Begin RECORDS SUPPLIED
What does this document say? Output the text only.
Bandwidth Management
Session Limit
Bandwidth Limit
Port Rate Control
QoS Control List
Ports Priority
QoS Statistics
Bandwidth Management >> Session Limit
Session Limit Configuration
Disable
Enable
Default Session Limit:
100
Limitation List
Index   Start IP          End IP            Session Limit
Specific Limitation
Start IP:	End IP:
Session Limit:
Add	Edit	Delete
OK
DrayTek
End RECORDS SUPPLIED
Take the listing above and write it out again exactly.

What does this document say? Output the text only.
Bandwidth Management
Session Limit
Bandwidth Limit
Port Rate Control
QoS Control List
Ports Priority
QoS Statistics
Bandwidth Management >> Session Limit
Session Limit Configuration
Disable
Enable
Default Session Limit:
100
Limitation List
Index   Start IP          End IP            Session Limit
Specific Limitation
Start IP:	End IP:
Session Limit:
Add	Edit	Delete
OK
DrayTek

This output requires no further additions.